### Entries provided

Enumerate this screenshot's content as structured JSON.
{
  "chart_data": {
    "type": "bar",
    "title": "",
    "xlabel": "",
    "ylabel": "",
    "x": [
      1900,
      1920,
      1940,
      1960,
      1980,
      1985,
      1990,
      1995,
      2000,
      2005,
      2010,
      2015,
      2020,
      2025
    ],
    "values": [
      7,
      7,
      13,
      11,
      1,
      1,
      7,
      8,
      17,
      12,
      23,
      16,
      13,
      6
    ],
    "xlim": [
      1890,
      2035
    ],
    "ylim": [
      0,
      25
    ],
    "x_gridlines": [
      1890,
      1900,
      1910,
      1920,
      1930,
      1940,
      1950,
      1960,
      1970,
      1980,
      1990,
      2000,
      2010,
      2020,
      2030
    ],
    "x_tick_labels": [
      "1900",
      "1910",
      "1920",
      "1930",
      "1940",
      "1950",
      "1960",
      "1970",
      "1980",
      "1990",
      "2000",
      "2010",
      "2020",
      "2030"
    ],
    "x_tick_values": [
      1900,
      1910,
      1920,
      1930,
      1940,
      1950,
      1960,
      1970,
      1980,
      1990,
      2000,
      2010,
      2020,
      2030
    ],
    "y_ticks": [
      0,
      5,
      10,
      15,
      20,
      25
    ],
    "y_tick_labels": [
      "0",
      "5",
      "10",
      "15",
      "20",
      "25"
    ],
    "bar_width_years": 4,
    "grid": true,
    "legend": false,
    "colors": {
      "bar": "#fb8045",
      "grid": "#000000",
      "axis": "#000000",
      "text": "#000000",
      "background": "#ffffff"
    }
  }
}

######

### Challenge
Each entry above is to be quoted exactly.

### Result for this task
Enumerate this screenshot's content as structured JSON.
{
  "chart_data": {
    "type": "bar",
    "title": "",
    "xlabel": "",
    "ylabel": "",
    "x": [
      1900,
      1920,
      1940,
      1960,
      1980,
      1985,
      1990,
      1995,
      2000,
      2005,
      2010,
      2015,
      2020,
      2025
    ],
    "values": [
      7,
      7,
      13,
      11,
      1,
      1,
      7,
      8,
      17,
      12,
      23,
      16,
      13,
      6
    ],
    "xlim": [
      1890,
      2035
    ],
    "ylim": [
      0,
      25
    ],
    "x_gridlines": [
      1890,
      1900,
      1910,
      1920,
      1930,
      1940,
      1950,
      1960,
      1970,
      1980,
      1990,
      2000,
      2010,
      2020,
      2030
    ],
    "x_tick_labels": [
      "1900",
      "1910",
      "1920",
      "1930",
      "1940",
      "1950",
      "1960",
      "1970",
      "1980",
      "1990",
      "2000",
      "2010",
      "2020",
      "2030"
    ],
    "x_tick_values": [
      1900,
      1910,
      1920,
      1930,
      1940,
      1950,
      1960,
      1970,
      1980,
      1990,
      2000,
      2010,
      2020,
      2030
    ],
    "y_ticks": [
      0,
      5,
      10,
      15,
      20,
      25
    ],
    "y_tick_labels": [
      "0",
      "5",
      "10",
      "15",
      "20",
      "25"
    ],
    "bar_width_years": 4,
    "grid": true,
    "legend": false,
    "colors": {
      "bar": "#fb8045",
      "grid": "#000000",
      "axis": "#000000",
      "text": "#000000",
      "background": "#ffffff"
    }
  }
}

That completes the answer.